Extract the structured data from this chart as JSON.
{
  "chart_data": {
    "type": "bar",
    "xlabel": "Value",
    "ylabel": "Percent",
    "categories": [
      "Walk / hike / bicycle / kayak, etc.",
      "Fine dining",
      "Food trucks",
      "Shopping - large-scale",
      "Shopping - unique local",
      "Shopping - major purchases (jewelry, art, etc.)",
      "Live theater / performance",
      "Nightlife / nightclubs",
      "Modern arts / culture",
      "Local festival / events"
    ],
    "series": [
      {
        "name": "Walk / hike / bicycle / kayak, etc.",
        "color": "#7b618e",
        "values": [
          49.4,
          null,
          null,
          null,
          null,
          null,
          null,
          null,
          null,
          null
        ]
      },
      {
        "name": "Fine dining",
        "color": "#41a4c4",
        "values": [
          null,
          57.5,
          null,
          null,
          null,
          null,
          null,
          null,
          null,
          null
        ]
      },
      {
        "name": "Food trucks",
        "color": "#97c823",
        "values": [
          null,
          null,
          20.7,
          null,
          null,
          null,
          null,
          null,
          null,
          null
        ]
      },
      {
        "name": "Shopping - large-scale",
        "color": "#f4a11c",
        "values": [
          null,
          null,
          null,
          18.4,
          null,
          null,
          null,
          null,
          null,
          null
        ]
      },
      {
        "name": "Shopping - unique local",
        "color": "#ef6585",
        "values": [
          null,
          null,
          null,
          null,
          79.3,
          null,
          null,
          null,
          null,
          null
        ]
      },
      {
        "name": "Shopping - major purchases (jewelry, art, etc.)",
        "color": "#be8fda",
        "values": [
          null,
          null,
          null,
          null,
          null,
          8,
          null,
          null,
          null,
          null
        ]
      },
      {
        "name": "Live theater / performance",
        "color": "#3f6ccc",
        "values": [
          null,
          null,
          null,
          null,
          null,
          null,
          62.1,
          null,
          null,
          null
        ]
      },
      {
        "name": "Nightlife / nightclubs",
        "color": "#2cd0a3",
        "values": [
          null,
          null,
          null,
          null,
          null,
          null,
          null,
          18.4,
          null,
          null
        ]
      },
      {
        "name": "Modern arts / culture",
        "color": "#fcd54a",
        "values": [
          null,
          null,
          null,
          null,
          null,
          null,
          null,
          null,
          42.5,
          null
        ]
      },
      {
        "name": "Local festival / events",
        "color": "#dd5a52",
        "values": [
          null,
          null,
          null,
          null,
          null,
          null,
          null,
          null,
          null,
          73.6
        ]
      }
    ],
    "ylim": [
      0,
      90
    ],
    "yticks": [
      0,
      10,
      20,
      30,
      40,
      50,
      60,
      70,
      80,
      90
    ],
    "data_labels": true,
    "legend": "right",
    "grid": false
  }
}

#####

▶ [Requirements] Nothing in the data may differ; print all of it exactly as written.

▶ [The completed task]
Extract the structured data from this chart as JSON.
{
  "chart_data": {
    "type": "bar",
    "xlabel": "Value",
    "ylabel": "Percent",
    "categories": [
      "Walk / hike / bicycle / kayak, etc.",
      "Fine dining",
      "Food trucks",
      "Shopping - large-scale",
      "Shopping - unique local",
      "Shopping - major purchases (jewelry, art, etc.)",
      "Live theater / performance",
      "Nightlife / nightclubs",
      "Modern arts / culture",
      "Local festival / events"
    ],
    "series": [
      {
        "name": "Walk / hike / bicycle / kayak, etc.",
        "color": "#7b618e",
        "values": [
          49.4,
          null,
          null,
          null,
          null,
          null,
          null,
          null,
          null,
          null
        ]
      },
      {
        "name": "Fine dining",
        "color": "#41a4c4",
        "values": [
          null,
          57.5,
          null,
          null,
          null,
          null,
          null,
          null,
          null,
          null
        ]
      },
      {
        "name": "Food trucks",
        "color": "#97c823",
        "values": [
          null,
          null,
          20.7,
          null,
          null,
          null,
          null,
          null,
          null,
          null
        ]
      },
      {
        "name": "Shopping - large-scale",
        "color": "#f4a11c",
        "values": [
          null,
          null,
          null,
          18.4,
          null,
          null,
          null,
          null,
          null,
          null
        ]
      },
      {
        "name": "Shopping - unique local",
        "color": "#ef6585",
        "values": [
          null,
          null,
          null,
          null,
          79.3,
          null,
          null,
          null,
          null,
          null
        ]
      },
      {
        "name": "Shopping - major purchases (jewelry, art, etc.)",
        "color": "#be8fda",
        "values": [
          null,
          null,
          null,
          null,
          null,
          8,
          null,
          null,
          null,
          null
        ]
      },
      {
        "name": "Live theater / performance",
        "color": "#3f6ccc",
        "values": [
          null,
          null,
          null,
          null,
          null,
          null,
          62.1,
          null,
          null,
          null
        ]
      },
      {
        "name": "Nightlife / nightclubs",
        "color": "#2cd0a3",
        "values": [
          null,
          null,
          null,
          null,
          null,
          null,
          null,
          18.4,
          null,
          null
        ]
      },
      {
        "name": "Modern arts / culture",
        "color": "#fcd54a",
        "values": [
          null,
          null,
          null,
          null,
          null,
          null,
          null,
          null,
          42.5,
          null
        ]
      },
      {
        "name": "Local festival / events",
        "color": "#dd5a52",
        "values": [
          null,
          null,
          null,
          null,
          null,
          null,
          null,
          null,
          null,
          73.6
        ]
      }
    ],
    "ylim": [
      0,
      90
    ],
    "yticks": [
      0,
      10,
      20,
      30,
      40,
      50,
      60,
      70,
      80,
      90
    ],
    "data_labels": true,
    "legend": "right",
    "grid": false
  }
}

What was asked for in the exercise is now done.